Exercise aim: Each record below should be returned exactly, with its pictures left out.

Figure record extracts:
┌──

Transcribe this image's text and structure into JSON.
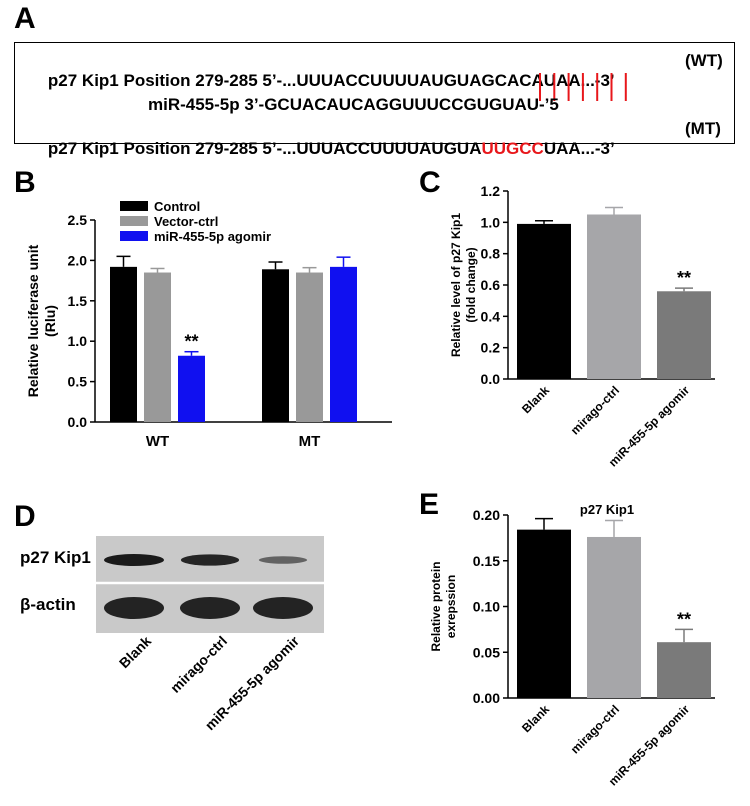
{
  "panels": {
    "a": "A",
    "b": "B",
    "c": "C",
    "d": "D",
    "e": "E"
  },
  "sequence": {
    "wt_prefix": "p27 Kip1 Position 279-285 5’-...UUUACCUUUUAUGUAGCACAUAA...-3’",
    "wt_suffix": "(WT)",
    "mir_line": "miR-455-5p 3’-GCUACAUCAGGUUUCCGUGUAU-’5",
    "mt_prefix": "p27 Kip1 Position 279-285 5’-...UUUACCUUUUAUGUA",
    "mt_mut": "UUGCC",
    "mt_tail": "UAA...-3’",
    "mt_suffix": "(MT)",
    "pair_color": "#e8171b",
    "pair_count": 7
  },
  "chart_data": [
    {
      "id": "B",
      "type": "bar",
      "categories": [
        "WT",
        "MT"
      ],
      "ylabel": "Relative luciferase unit (Rlu)",
      "ylabel_line1": "Relative luciferase unit",
      "ylabel_line2": "(Rlu)",
      "ylim": [
        0,
        2.5
      ],
      "yticks": [
        "0.0",
        "0.5",
        "1.0",
        "1.5",
        "2.0",
        "2.5"
      ],
      "legend_position": "top-left",
      "series": [
        {
          "name": "Control",
          "color": "#000000",
          "values": [
            1.92,
            1.89
          ],
          "errors": [
            0.13,
            0.09
          ]
        },
        {
          "name": "Vector-ctrl",
          "color": "#999999",
          "values": [
            1.85,
            1.85
          ],
          "errors": [
            0.05,
            0.06
          ]
        },
        {
          "name": "miR-455-5p agomir",
          "color": "#1010f0",
          "values": [
            0.82,
            1.92
          ],
          "errors": [
            0.05,
            0.12
          ]
        }
      ],
      "annotations": [
        {
          "text": "**",
          "category": "WT",
          "series": "miR-455-5p agomir"
        }
      ]
    },
    {
      "id": "C",
      "type": "bar",
      "categories": [
        "Blank",
        "mirago-ctrl",
        "miR-455-5p agomir"
      ],
      "values": [
        0.99,
        1.05,
        0.56
      ],
      "errors": [
        0.02,
        0.045,
        0.02
      ],
      "colors": [
        "#000000",
        "#a6a6a9",
        "#7a7a7a"
      ],
      "ylabel_line1": "Relative level of p27 Kip1",
      "ylabel_line2": "(fold change)",
      "ylim": [
        0,
        1.2
      ],
      "yticks": [
        "0.0",
        "0.2",
        "0.4",
        "0.6",
        "0.8",
        "1.0",
        "1.2"
      ],
      "annotations": [
        {
          "text": "**",
          "category": "miR-455-5p agomir"
        }
      ]
    },
    {
      "id": "E",
      "type": "bar",
      "title": "p27 Kip1",
      "categories": [
        "Blank",
        "mirago-ctrl",
        "miR-455-5p agomir"
      ],
      "values": [
        0.184,
        0.176,
        0.061
      ],
      "errors": [
        0.012,
        0.018,
        0.014
      ],
      "colors": [
        "#000000",
        "#a6a6a9",
        "#7a7a7a"
      ],
      "ylabel_line1": "Relative protein",
      "ylabel_line2": "exrepssion",
      "ylim": [
        0,
        0.2
      ],
      "yticks": [
        "0.00",
        "0.05",
        "0.10",
        "0.15",
        "0.20"
      ],
      "annotations": [
        {
          "text": "**",
          "category": "miR-455-5p agomir"
        }
      ]
    }
  ],
  "blot": {
    "rows": [
      "p27 Kip1",
      "β-actin"
    ],
    "lanes": [
      "Blank",
      "mirago-ctrl",
      "miR-455-5p agomir"
    ],
    "p27_intensity": [
      1.0,
      0.9,
      0.35
    ],
    "actin_intensity": [
      1.0,
      1.0,
      1.0
    ]
  }
}
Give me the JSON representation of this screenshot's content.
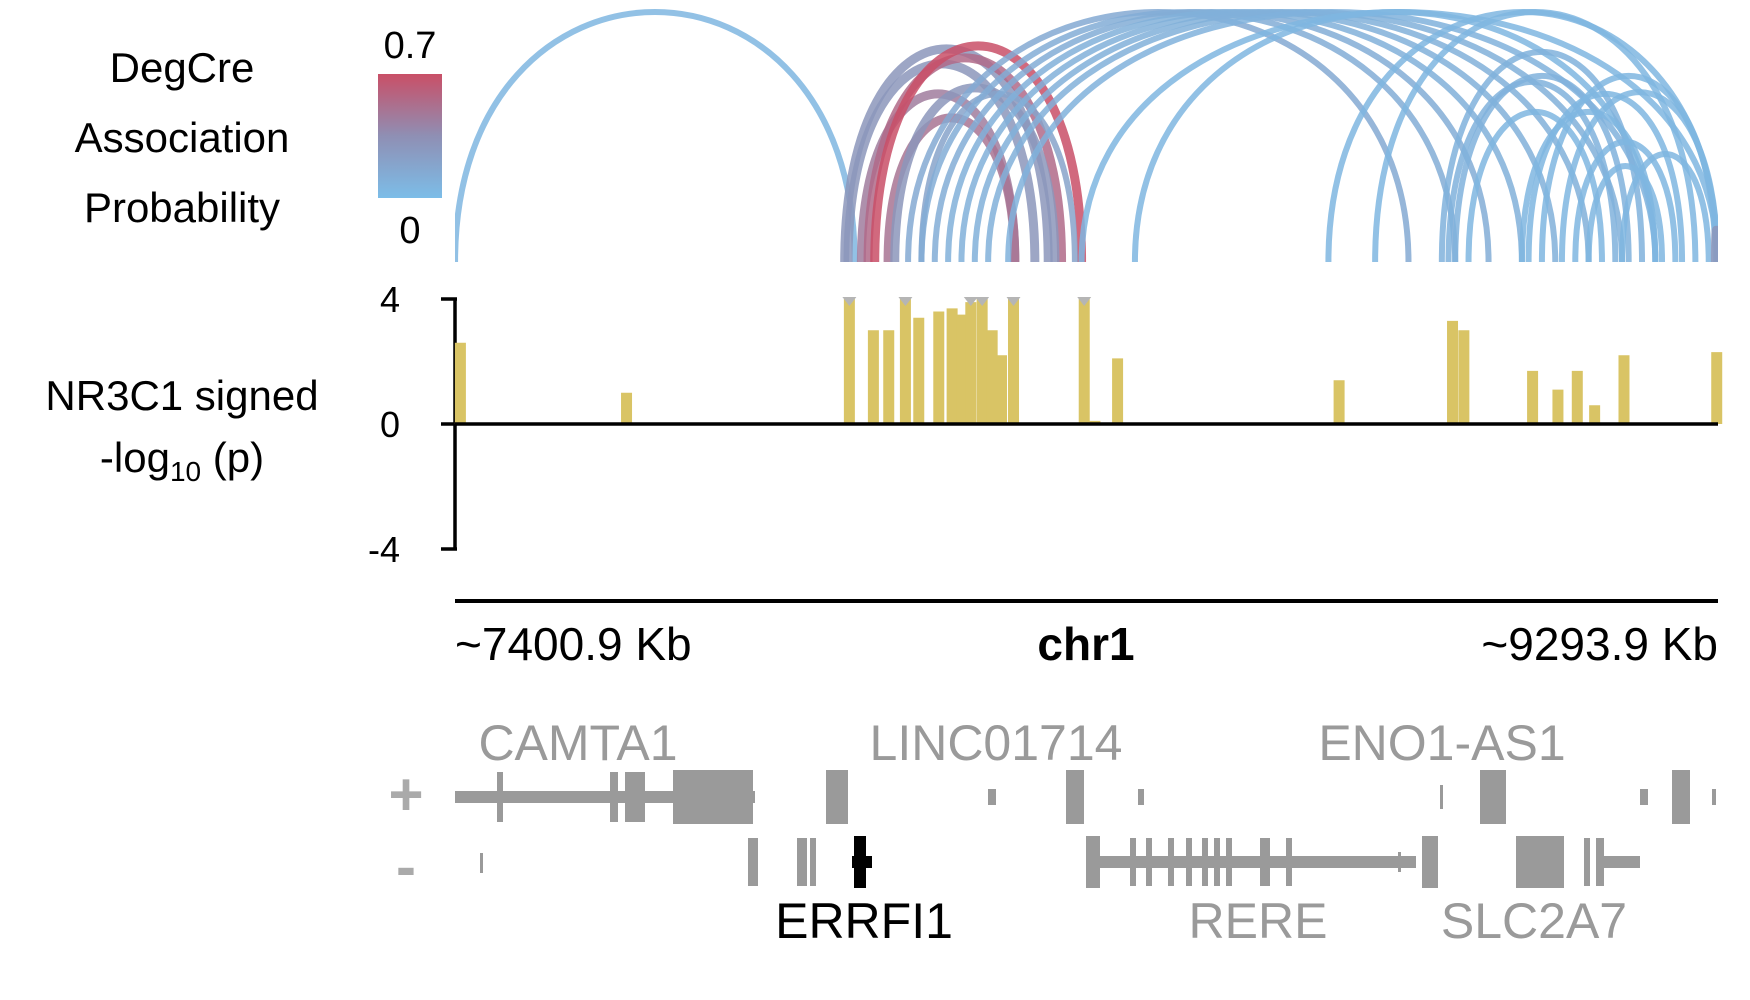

└──

Result of the task:
Transcribe this image's text and structure into JSON.
{
  "panels": {
    "a": "A",
    "b": "B",
    "c": "C",
    "d": "D",
    "e": "E"
  },
  "sequence": {
    "wt_prefix": "p27 Kip1 Position 279-285 5’-...UUUACCUUUUAUGUAGCACAUAA...-3’",
    "wt_suffix": "(WT)",
    "mir_line": "miR-455-5p 3’-GCUACAUCAGGUUUCCGUGUAU-’5",
    "mt_prefix": "p27 Kip1 Position 279-285 5’-...UUUACCUUUUAUGUA",
    "mt_mut": "UUGCC",
    "mt_tail": "UAA...-3’",
    "mt_suffix": "(MT)",
    "pair_color": "#e8171b",
    "pair_count": 7
  },
  "chart_data": [
    {
      "id": "B",
      "type": "bar",
      "categories": [
        "WT",
        "MT"
      ],
      "ylabel": "Relative luciferase unit (Rlu)",
      "ylabel_line1": "Relative luciferase unit",
      "ylabel_line2": "(Rlu)",
      "ylim": [
        0,
        2.5
      ],
      "yticks": [
        "0.0",
        "0.5",
        "1.0",
        "1.5",
        "2.0",
        "2.5"
      ],
      "legend_position": "top-left",
      "series": [
        {
          "name": "Control",
          "color": "#000000",
          "values": [
            1.92,
            1.89
          ],
          "errors": [
            0.13,
            0.09
          ]
        },
        {
          "name": "Vector-ctrl",
          "color": "#999999",
          "values": [
            1.85,
            1.85
          ],
          "errors": [
            0.05,
            0.06
          ]
        },
        {
          "name": "miR-455-5p agomir",
          "color": "#1010f0",
          "values": [
            0.82,
            1.92
          ],
          "errors": [
            0.05,
            0.12
          ]
        }
      ],
      "annotations": [
        {
          "text": "**",
          "category": "WT",
          "series": "miR-455-5p agomir"
        }
      ]
    },
    {
      "id": "C",
      "type": "bar",
      "categories": [
        "Blank",
        "mirago-ctrl",
        "miR-455-5p agomir"
      ],
      "values": [
        0.99,
        1.05,
        0.56
      ],
      "errors": [
        0.02,
        0.045,
        0.02
      ],
      "colors": [
        "#000000",
        "#a6a6a9",
        "#7a7a7a"
      ],
      "ylabel_line1": "Relative level of p27 Kip1",
      "ylabel_line2": "(fold change)",
      "ylim": [
        0,
        1.2
      ],
      "yticks": [
        "0.0",
        "0.2",
        "0.4",
        "0.6",
        "0.8",
        "1.0",
        "1.2"
      ],
      "annotations": [
        {
          "text": "**",
          "category": "miR-455-5p agomir"
        }
      ]
    },
    {
      "id": "E",
      "type": "bar",
      "title": "p27 Kip1",
      "categories": [
        "Blank",
        "mirago-ctrl",
        "miR-455-5p agomir"
      ],
      "values": [
        0.184,
        0.176,
        0.061
      ],
      "errors": [
        0.012,
        0.018,
        0.014
      ],
      "colors": [
        "#000000",
        "#a6a6a9",
        "#7a7a7a"
      ],
      "ylabel_line1": "Relative protein",
      "ylabel_line2": "exrepssion",
      "ylim": [
        0,
        0.2
      ],
      "yticks": [
        "0.00",
        "0.05",
        "0.10",
        "0.15",
        "0.20"
      ],
      "annotations": [
        {
          "text": "**",
          "category": "miR-455-5p agomir"
        }
      ]
    }
  ],
  "blot": {
    "rows": [
      "p27 Kip1",
      "β-actin"
    ],
    "lanes": [
      "Blank",
      "mirago-ctrl",
      "miR-455-5p agomir"
    ],
    "p27_intensity": [
      1.0,
      0.9,
      0.35
    ],
    "actin_intensity": [
      1.0,
      1.0,
      1.0
    ]
  }
}
Give me the JSON representation of this screenshot's content.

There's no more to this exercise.